THINGS TO DO =>
1. In the kmeans clustering post, roughly what share of the clusters returned by kmeans contain the desired 9 data points?
2. In the kmeans clustering post, why does the writer say the intra-point distance within a cluster is known?
3. Resume the kmeans clustering post after its final sentence.

READING TEXT =>
::::

I have used kmeans clustering:
[idx,CC] = kmeans([x,y],round(length(x)/9),'Replicates',10,'Options',statset('UseParallel',1));
This works for maybe 66% of the clusters. In other words, about 66% of the clusters it finds are composed of 9 data points as desired. The other clusters are somewhat smaller or larger in the amount of data points comprising them. Also attached is a histogram of the amounts of data points in the clusters that kmeans returns. The large peak at 9 is what I want and is 66% of the total values...
If I know how many points should be in each cluster (9) and I know the intra-point distance within the cluster (because the spacing of the 9 data points within a cluster is constant), is there a way to improve upon these results of kmeans? Can I stipulate that a cluster must have 9 points within it? Can I stipulate that a cluster can have a distance between its members that is no more than a prescribed value?
Other things I'm considering is looping over a kmeans calculation and each time just keeping the clusters that have the 9 points--repeating the kmeans for the data set with those entries removed. This may work but it seems there should be a better way considering I know a decent amount about the data structure.

::::

(Coordinate annotation listing)
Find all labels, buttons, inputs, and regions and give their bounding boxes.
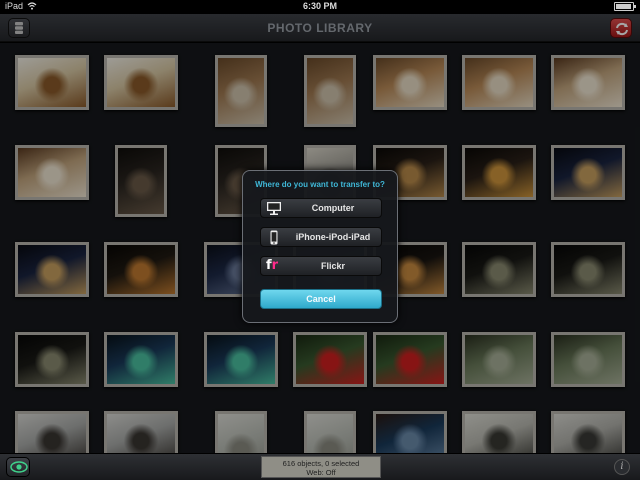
- monitor-icon: [267, 202, 281, 215]
- photo-thumbnail[interactable]: [215, 411, 267, 453]
- photo-image: [465, 148, 533, 197]
- photo-image: [18, 58, 86, 107]
- cancel-button[interactable]: Cancel: [260, 289, 382, 309]
- dialog-prompt: Where do you want to transfer to?: [255, 180, 385, 189]
- photo-image: [554, 245, 622, 294]
- photo-thumbnail[interactable]: [104, 242, 178, 297]
- photo-thumbnail[interactable]: [15, 242, 89, 297]
- battery-icon: [614, 2, 636, 11]
- photo-thumbnail[interactable]: [462, 145, 536, 200]
- photo-image: [18, 414, 86, 453]
- photo-image: [107, 335, 175, 384]
- status-bar: iPad 6:30 PM: [0, 0, 640, 14]
- photo-image: [554, 58, 622, 107]
- photo-thumbnail[interactable]: [462, 332, 536, 387]
- photo-image: [107, 414, 175, 453]
- info-icon: i: [620, 461, 624, 472]
- refresh-button[interactable]: [610, 18, 632, 38]
- photo-thumbnail[interactable]: [462, 411, 536, 453]
- photo-image: [465, 245, 533, 294]
- photo-image: [554, 335, 622, 384]
- photo-image: [465, 414, 533, 453]
- photo-image: [18, 245, 86, 294]
- photo-thumbnail[interactable]: [373, 332, 447, 387]
- flickr-label: Flickr: [320, 261, 345, 271]
- photo-thumbnail[interactable]: [215, 55, 267, 127]
- photo-image: [554, 148, 622, 197]
- web-status: Web: Off: [306, 468, 336, 477]
- iphone-icon: [270, 230, 278, 245]
- photo-thumbnail[interactable]: [551, 411, 625, 453]
- refresh-icon: [616, 22, 628, 36]
- photo-image: [465, 335, 533, 384]
- photo-image: [107, 58, 175, 107]
- photo-image: [118, 148, 164, 214]
- view-button[interactable]: [6, 457, 30, 477]
- photo-thumbnail[interactable]: [304, 55, 356, 127]
- photo-image: [465, 58, 533, 107]
- bottom-toolbar: 616 objects, 0 selected Web: Off i: [0, 453, 640, 480]
- computer-label: Computer: [311, 203, 355, 213]
- photo-thumbnail[interactable]: [104, 55, 178, 110]
- photo-thumbnail[interactable]: [204, 332, 278, 387]
- photo-thumbnail[interactable]: [15, 55, 89, 110]
- clock: 6:30 PM: [302, 1, 337, 11]
- photo-thumbnail[interactable]: [551, 55, 625, 110]
- photo-thumbnail[interactable]: [104, 332, 178, 387]
- photo-thumbnail[interactable]: [551, 242, 625, 297]
- flickr-button[interactable]: fr Flickr: [260, 256, 382, 276]
- photo-thumbnail[interactable]: [304, 411, 356, 453]
- iphone-ipod-ipad-button[interactable]: iPhone-iPod-iPad: [260, 227, 382, 247]
- iphone-label: iPhone-iPod-iPad: [295, 232, 371, 242]
- photo-thumbnail[interactable]: [115, 145, 167, 217]
- photo-image: [218, 414, 264, 453]
- photo-image: [18, 148, 86, 197]
- photo-thumbnail[interactable]: [293, 332, 367, 387]
- photo-thumbnail[interactable]: [462, 55, 536, 110]
- photo-image: [18, 335, 86, 384]
- photo-thumbnail[interactable]: [551, 145, 625, 200]
- photo-image: [218, 58, 264, 124]
- photo-thumbnail[interactable]: [15, 332, 89, 387]
- photo-thumbnail[interactable]: [104, 411, 178, 453]
- photo-image: [307, 58, 353, 124]
- photo-image: [554, 414, 622, 453]
- flickr-icon: fr: [266, 258, 279, 273]
- object-count: 616 objects, 0 selected: [282, 459, 360, 468]
- nav-bar: PHOTO LIBRARY: [0, 14, 640, 42]
- info-button[interactable]: i: [614, 459, 630, 475]
- photo-image: [207, 335, 275, 384]
- photo-image: [296, 335, 364, 384]
- photo-image: [376, 58, 444, 107]
- photo-thumbnail[interactable]: [462, 242, 536, 297]
- eye-icon: [10, 461, 28, 473]
- photo-image: [376, 414, 444, 453]
- photo-image: [376, 335, 444, 384]
- computer-button[interactable]: Computer: [260, 198, 382, 218]
- photo-thumbnail[interactable]: [373, 55, 447, 110]
- photo-thumbnail[interactable]: [551, 332, 625, 387]
- photo-thumbnail[interactable]: [15, 145, 89, 200]
- page-title: PHOTO LIBRARY: [267, 21, 373, 35]
- transfer-dialog: Where do you want to transfer to? Comput…: [242, 170, 398, 323]
- photo-thumbnail[interactable]: [15, 411, 89, 453]
- photo-thumbnail[interactable]: [373, 411, 447, 453]
- photo-image: [107, 245, 175, 294]
- photo-image: [307, 414, 353, 453]
- selection-status: 616 objects, 0 selected Web: Off: [261, 456, 381, 478]
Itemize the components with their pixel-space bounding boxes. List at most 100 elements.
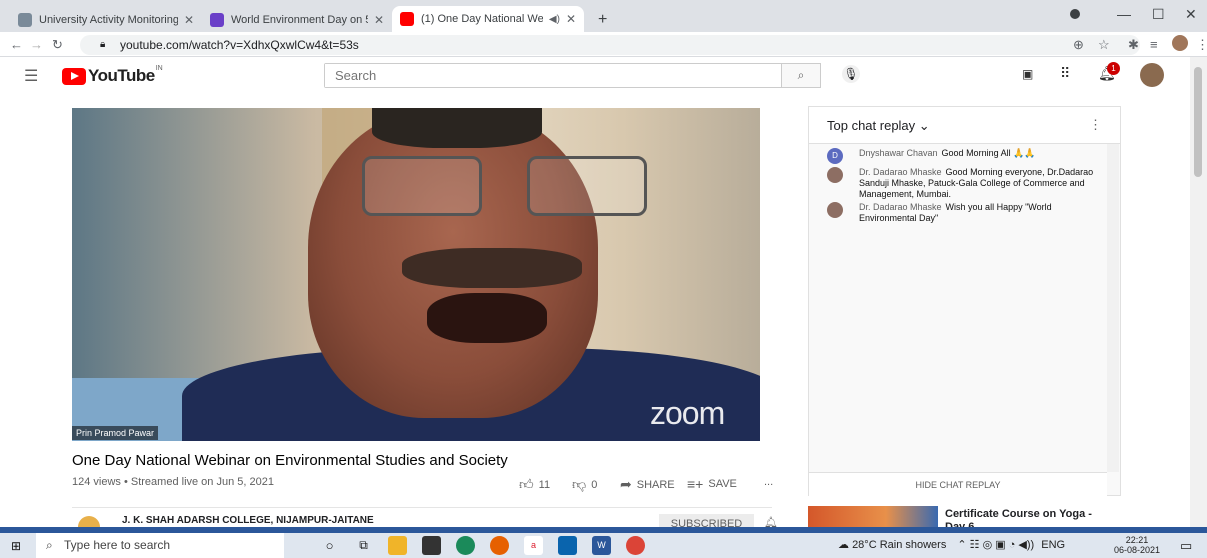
forward-icon[interactable]: → bbox=[30, 37, 43, 52]
like-button[interactable]: 👍︎ 11 bbox=[519, 476, 550, 493]
chat-author: Dnyshawar Chavan bbox=[859, 148, 938, 158]
search-icon: ⌕ bbox=[46, 538, 53, 552]
close-tab-icon[interactable]: ✕ bbox=[566, 12, 576, 26]
chat-message: Dr. Dadarao Mhaske Good Morning everyone,… bbox=[827, 167, 1097, 200]
account-avatar[interactable] bbox=[1140, 63, 1164, 87]
word-icon[interactable]: W bbox=[592, 536, 611, 555]
tab-title: World Environment Day on 5th Ju bbox=[231, 14, 368, 26]
video-glasses-right bbox=[527, 156, 647, 216]
voice-search-icon[interactable]: 🎙︎ bbox=[842, 65, 860, 83]
chat-scrollbar[interactable] bbox=[1107, 144, 1119, 472]
language-indicator[interactable]: ENG bbox=[1041, 539, 1065, 551]
video-hair bbox=[372, 108, 542, 148]
search-button[interactable]: ⌕ bbox=[781, 63, 821, 88]
channel-name[interactable]: J. K. SHAH ADARSH COLLEGE, NIJAMPUR-JAIT… bbox=[122, 515, 374, 526]
cortana-icon[interactable]: ○ bbox=[320, 536, 339, 555]
scrollbar-thumb[interactable] bbox=[1194, 67, 1202, 177]
taskbar-search[interactable]: ⌕ Type here to search bbox=[36, 533, 284, 558]
playlist-add-icon: ≡+ bbox=[687, 476, 704, 492]
lock-icon[interactable]: 🔒︎ bbox=[100, 35, 105, 55]
notification-badge: 1 bbox=[1107, 62, 1120, 75]
new-tab-button[interactable]: + bbox=[590, 8, 616, 32]
app-icon[interactable]: a bbox=[524, 536, 543, 555]
browser-tab[interactable]: World Environment Day on 5th Ju ✕ bbox=[202, 8, 392, 32]
chat-menu-icon[interactable]: ⋮ bbox=[1089, 117, 1102, 133]
channel-row: J. K. SHAH ADARSH COLLEGE, NIJAMPUR-JAIT… bbox=[72, 507, 778, 538]
chat-mode-dropdown[interactable]: Top chat replay ⌄ bbox=[827, 118, 930, 133]
weather-text[interactable]: 28°C Rain showers bbox=[852, 539, 946, 551]
share-arrow-icon: ➦ bbox=[620, 476, 632, 492]
clock[interactable]: 22:21 06-08-2021 bbox=[1114, 535, 1160, 555]
browser-toolbar: ← → ↻ 🔒︎ youtube.com/watch?v=XdhxQxwlCw4… bbox=[0, 32, 1207, 57]
like-count: 11 bbox=[538, 478, 551, 491]
edge-icon[interactable] bbox=[456, 536, 475, 555]
minimize-button[interactable]: — bbox=[1117, 6, 1131, 22]
address-bar[interactable]: 🔒︎ youtube.com/watch?v=XdhxQxwlCw4&t=53s bbox=[80, 35, 1140, 55]
profile-avatar[interactable] bbox=[1172, 35, 1188, 51]
store-icon[interactable] bbox=[422, 536, 441, 555]
reading-list-icon[interactable]: ≡ bbox=[1150, 37, 1158, 52]
close-tab-icon[interactable]: ✕ bbox=[184, 13, 194, 27]
extensions-icon[interactable]: ✱ bbox=[1128, 37, 1139, 53]
youtube-wordmark: YouTube bbox=[88, 66, 155, 85]
create-video-icon[interactable]: ▣ bbox=[1022, 67, 1033, 81]
chat-avatar bbox=[827, 167, 843, 183]
chat-message: Dr. Dadarao Mhaske Wish you all Happy "Wo… bbox=[827, 202, 1097, 224]
youtube-play-icon bbox=[62, 67, 86, 85]
close-window-button[interactable]: ✕ bbox=[1185, 6, 1197, 23]
firefox-icon[interactable] bbox=[490, 536, 509, 555]
file-explorer-icon[interactable] bbox=[388, 536, 407, 555]
search-box[interactable] bbox=[324, 63, 811, 88]
thumbs-up-icon: 👍︎ bbox=[519, 476, 534, 492]
clock-time: 22:21 bbox=[1125, 535, 1149, 545]
share-label: SHARE bbox=[636, 478, 675, 491]
url-text: youtube.com/watch?v=XdhxQxwlCw4&t=53s bbox=[120, 38, 359, 52]
chat-header: Top chat replay ⌄ ⋮ bbox=[809, 107, 1120, 144]
tray-icons[interactable]: ⌃ ☷ ◎ ▣ ◔ ◀︎)) bbox=[957, 539, 1034, 551]
maximize-button[interactable]: ☐ bbox=[1152, 6, 1165, 23]
search-icon: ⌕ bbox=[797, 68, 805, 82]
close-tab-icon[interactable]: ✕ bbox=[374, 13, 384, 27]
install-icon[interactable]: ⊕ bbox=[1073, 37, 1084, 53]
tab-favicon-icon bbox=[18, 13, 32, 27]
youtube-logo[interactable]: YouTube IN bbox=[62, 64, 163, 86]
recommended-title[interactable]: Certificate Course on Yoga - Day 6 bbox=[945, 508, 1115, 528]
browser-tab[interactable]: University Activity Monitoring Po ✕ bbox=[10, 8, 202, 32]
weather-icon[interactable]: ☁︎ bbox=[838, 539, 849, 551]
save-button[interactable]: ≡+ SAVE bbox=[687, 476, 737, 492]
mute-icon[interactable]: ◀︎) bbox=[549, 14, 560, 25]
share-button[interactable]: ➦ SHARE bbox=[620, 476, 675, 493]
bookmark-star-icon[interactable]: ☆ bbox=[1098, 37, 1110, 53]
chat-replay-panel: Top chat replay ⌄ ⋮ D Dnyshawar Chavan Go… bbox=[808, 106, 1121, 496]
system-tray: ☁︎ 28°C Rain showers ⌃ ☷ ◎ ▣ ◔ ◀︎)) ENG bbox=[838, 533, 1065, 558]
chrome-icon[interactable] bbox=[626, 536, 645, 555]
video-moustache bbox=[402, 248, 582, 288]
browser-tab-active[interactable]: (1) One Day National Webina ◀︎) ✕ bbox=[392, 6, 584, 32]
tab-title: (1) One Day National Webina bbox=[421, 13, 543, 25]
more-actions-button[interactable]: ... bbox=[764, 476, 773, 488]
mail-icon[interactable] bbox=[558, 536, 577, 555]
page-scrollbar[interactable] bbox=[1190, 57, 1207, 528]
speaker-name-label: Prin Pramod Pawar bbox=[72, 426, 159, 440]
avatar-letter: D bbox=[832, 151, 838, 160]
chat-avatar bbox=[827, 202, 843, 218]
video-player[interactable]: zoom Prin Pramod Pawar bbox=[72, 108, 760, 441]
windows-start-icon[interactable]: ⊞ bbox=[11, 539, 21, 553]
video-glasses-left bbox=[362, 156, 482, 216]
recommended-thumbnail[interactable] bbox=[808, 506, 938, 528]
dislike-button[interactable]: 👎︎ 0 bbox=[572, 476, 597, 493]
reload-icon[interactable]: ↻ bbox=[52, 37, 63, 53]
country-code: IN bbox=[155, 64, 163, 72]
hamburger-menu-icon[interactable]: ☰ bbox=[24, 66, 38, 86]
recommended-video[interactable]: Certificate Course on Yoga - Day 6 bbox=[808, 506, 1121, 528]
apps-grid-icon[interactable]: ⠿ bbox=[1060, 65, 1070, 82]
hide-chat-button[interactable]: HIDE CHAT REPLAY bbox=[809, 472, 1107, 496]
browser-menu-icon[interactable]: ⋮ bbox=[1196, 37, 1207, 53]
search-input[interactable] bbox=[325, 64, 810, 87]
back-icon[interactable]: ← bbox=[10, 37, 23, 52]
notification-center-icon[interactable]: ▭ bbox=[1180, 538, 1192, 554]
task-view-icon[interactable]: ⧉ bbox=[354, 536, 373, 555]
chat-mode-label: Top chat replay bbox=[827, 118, 916, 133]
video-meta: 124 views • Streamed live on Jun 5, 2021 bbox=[72, 476, 274, 488]
profile-dot-icon[interactable] bbox=[1070, 9, 1080, 19]
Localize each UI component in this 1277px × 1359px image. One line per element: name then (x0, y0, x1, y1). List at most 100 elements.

::::

RESPONSES IN ORDER =>
1. About 66% of the clusters.

2. The spacing of the 9 data points within a cluster is constant, so the distance between points in a cluster is known in advance.

3.
Thanks for any suggestions!
  5 Comments
the cyclist
the cyclist on 3 Sep 2022
Edited: the cyclist on 3 Sep 2022
Glad it worked out for you.
I'm curious what inputs worked for you, using dbscan (and if success seemed dependent on getting them right).
Paul Safier
Paul Safier on 3 Sep 2022
@the cyclist. I used 9 for minpts since I know the clusters should have 9 points in them all. For epsilon, I iterated until the output found the correct amount of clusters. I used a smaller test clip for this and I knew from inspecting a plot how many clusters I needed to get. The value was 2.4276e-5. My clusters are all the same size so I may have an easier-than-normal problem. Thanks again.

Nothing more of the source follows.